* **Problem**: Copy out, character for character, the stretch of the data below from the line containing "thumbnail-list: Zoom in" through the line containing "thumbnail-5[interactable]: Intelligent coffee", including both of those lines.

* **Material**:
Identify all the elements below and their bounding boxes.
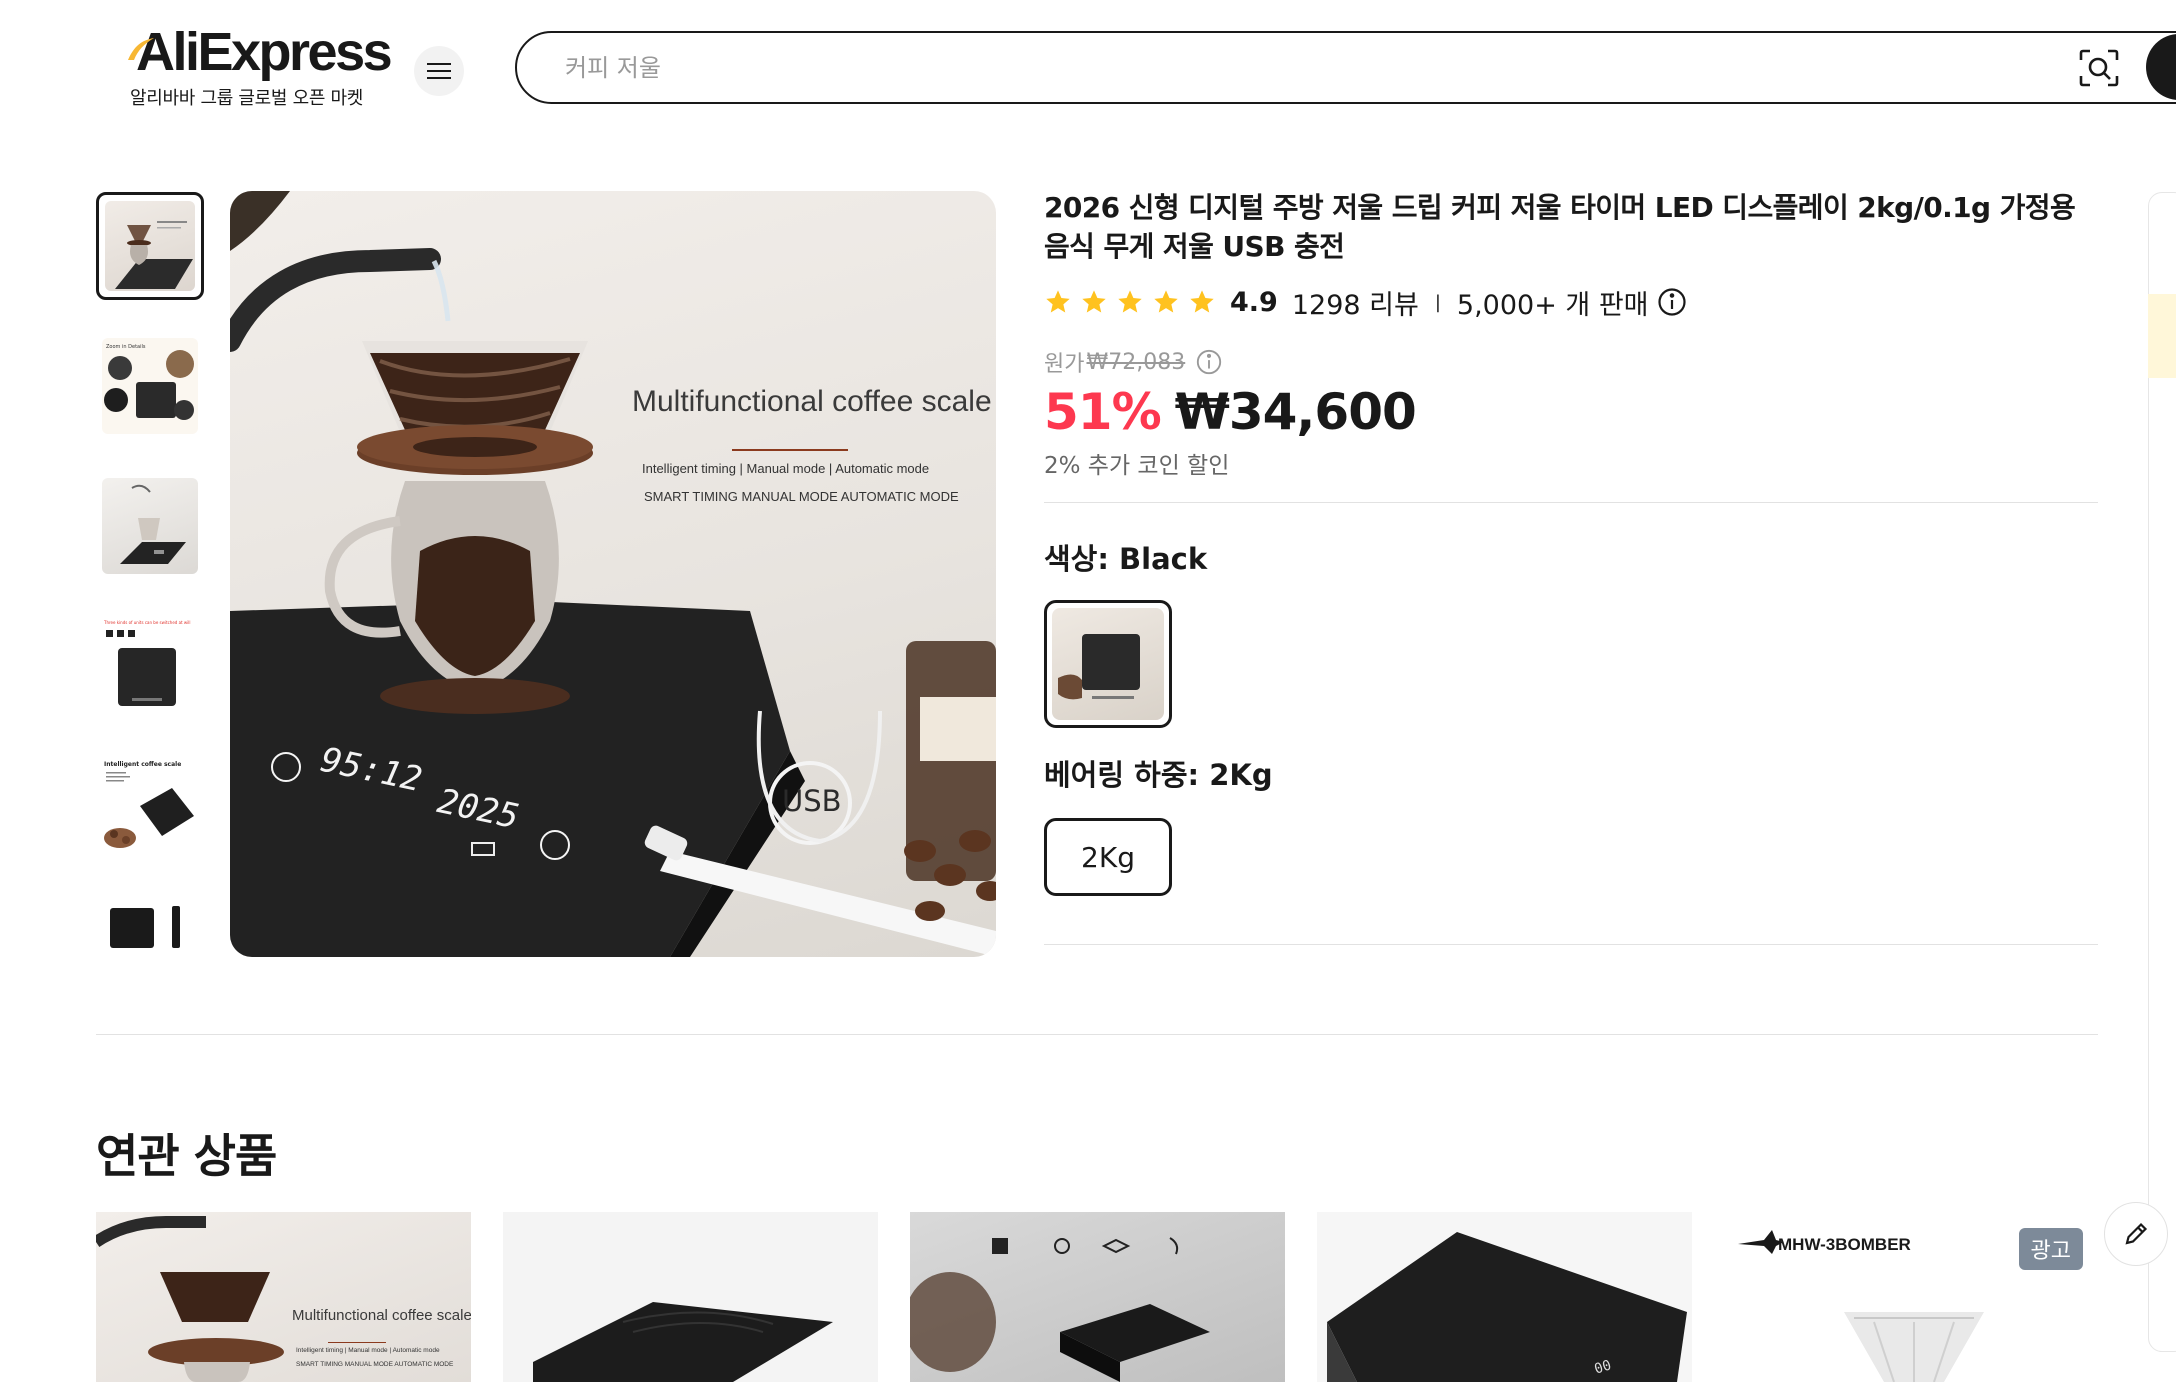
thumbnail-list: Zoom in Details Three kinds of units can…	[96, 192, 206, 958]
star-icon	[1046, 290, 1070, 313]
edit-feedback-button[interactable]	[2104, 1202, 2168, 1266]
thumbnail-5[interactable]: Intelligent coffee scale	[96, 752, 204, 860]
image-search-button[interactable]	[2079, 49, 2119, 87]
review-count-link[interactable]: 1298 리뷰	[1292, 283, 1419, 322]
search-bar	[515, 31, 2176, 104]
pencil-icon	[2125, 1222, 2148, 1245]
search-input[interactable]	[565, 51, 1965, 85]
original-price-label: 원가	[1044, 352, 1085, 377]
color-swatch-image	[1058, 634, 1140, 700]
sale-price: ₩34,600	[1174, 383, 1417, 441]
thumbnail-5-image: Intelligent coffee scale	[104, 761, 194, 848]
image-headline: Multifunctional coffee scale	[632, 385, 992, 418]
logo-swoosh-icon	[128, 38, 154, 60]
svg-text:Multifunctional coffee scale: Multifunctional coffee scale	[632, 385, 992, 418]
star-icon	[1154, 290, 1178, 313]
card-1-feature-line-1: Intelligent timing | Manual mode | Autom…	[296, 1347, 440, 1354]
camera-search-icon	[2079, 49, 2119, 87]
card-1-headline: Multifunctional coffee scale	[292, 1307, 471, 1324]
side-panel-highlight	[2148, 294, 2176, 378]
color-option-black[interactable]	[1044, 600, 1172, 728]
original-price-row: 원가 ₩72,083	[1044, 346, 1223, 378]
separator: |	[1434, 291, 1441, 313]
star-icon	[1082, 290, 1106, 313]
thumbnail-6[interactable]	[96, 892, 204, 958]
aliexpress-logo[interactable]: AliExpress 알리바바 그룹 글로벌 오픈 마켓	[128, 22, 393, 110]
card-5-brand: MHW-3BOMBER	[1778, 1235, 1911, 1254]
related-product-card-4[interactable]: 00	[1317, 1212, 1692, 1382]
divider	[1044, 502, 2098, 503]
related-product-card-3[interactable]	[910, 1212, 1285, 1382]
image-feature-line-2: SMART TIMING MANUAL MODE AUTOMATIC MODE	[644, 489, 959, 504]
price-info-button[interactable]	[1195, 348, 1223, 376]
original-price: ₩72,083	[1086, 349, 1186, 375]
coffee-scale-illustration: 95:12 2025 USB Multifunctional coffee sc…	[230, 191, 996, 957]
related-product-image-4: 00	[1327, 1232, 1687, 1382]
menu-button[interactable]	[414, 46, 464, 96]
thumbnail-5-caption: Intelligent coffee scale	[104, 761, 181, 768]
related-product-image-2	[533, 1302, 833, 1382]
star-icon	[1118, 290, 1142, 313]
discount-percent: 51%	[1044, 383, 1162, 441]
color-label: 색상: Black	[1044, 542, 1208, 576]
logo-text: AliExpress	[136, 22, 393, 82]
info-icon	[1657, 288, 1686, 316]
related-product-card-5[interactable]: MHW-3BOMBER 광고	[1724, 1212, 2099, 1382]
product-title: 2026 신형 디지털 주방 저울 드립 커피 저울 타이머 LED 디스플레이…	[1044, 191, 2076, 263]
image-feature-line-1: Intelligent timing | Manual mode | Autom…	[642, 461, 929, 476]
related-products-title: 연관 상품	[96, 1129, 277, 1183]
thumbnail-3-image	[120, 484, 186, 564]
thumbnail-4-caption: Three kinds of units can be switched at …	[103, 620, 190, 625]
related-product-card-1[interactable]: Multifunctional coffee scale Intelligent…	[96, 1212, 471, 1382]
star-icon	[1190, 290, 1214, 313]
price-row: 51% ₩34,600	[1044, 382, 1417, 442]
related-product-image-1: Multifunctional coffee scale Intelligent…	[96, 1216, 471, 1382]
thumbnail-4-image: Three kinds of units can be switched at …	[103, 620, 190, 706]
info-icon	[1197, 349, 1222, 375]
star-rating	[1044, 288, 1216, 316]
related-product-image-3	[910, 1237, 1210, 1382]
main-product-image[interactable]: 95:12 2025 USB Multifunctional coffee sc…	[230, 191, 996, 957]
bearing-load-label: 베어링 하중: 2Kg	[1044, 758, 1273, 792]
ad-badge: 광고	[2018, 1228, 2083, 1270]
related-product-card-2[interactable]	[503, 1212, 878, 1382]
logo-subtitle: 알리바바 그룹 글로벌 오픈 마켓	[130, 88, 364, 109]
sold-info-button[interactable]	[1657, 287, 1687, 317]
thumbnail-4[interactable]: Three kinds of units can be switched at …	[96, 612, 204, 720]
card-1-feature-line-2: SMART TIMING MANUAL MODE AUTOMATIC MODE	[296, 1361, 454, 1368]
usb-label: USB	[782, 784, 842, 818]
section-divider	[96, 1034, 2098, 1035]
thumbnail-3[interactable]	[96, 472, 204, 580]
thumbnail-1-image	[115, 221, 193, 289]
coin-discount: 2% 추가 코인 할인	[1044, 453, 1230, 479]
thumbnail-2[interactable]: Zoom in Details	[96, 332, 204, 440]
divider	[1044, 944, 2098, 945]
thumbnail-2-caption: Zoom in Details	[106, 344, 146, 350]
sold-count: 5,000+ 개 판매	[1456, 289, 1649, 321]
menu-icon	[427, 63, 451, 79]
thumbnail-2-image: Zoom in Details	[104, 344, 194, 420]
thumbnail-1[interactable]	[96, 192, 204, 300]
thumbnail-6-image	[110, 906, 180, 948]
bearing-option-2kg[interactable]: 2Kg	[1044, 818, 1172, 896]
rating-score: 4.9	[1230, 286, 1278, 318]
rating-row[interactable]: 4.9 1298 리뷰 | 5,000+ 개 판매	[1044, 282, 1687, 322]
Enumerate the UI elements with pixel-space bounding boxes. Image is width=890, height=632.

* **Solution**:
thumbnail-list: Zoom in Details Three kinds of units can…	[96, 192, 206, 958]
star-icon	[1046, 290, 1070, 313]
edit-feedback-button[interactable]	[2104, 1202, 2168, 1266]
thumbnail-5[interactable]: Intelligent coffee scale	[96, 752, 204, 860]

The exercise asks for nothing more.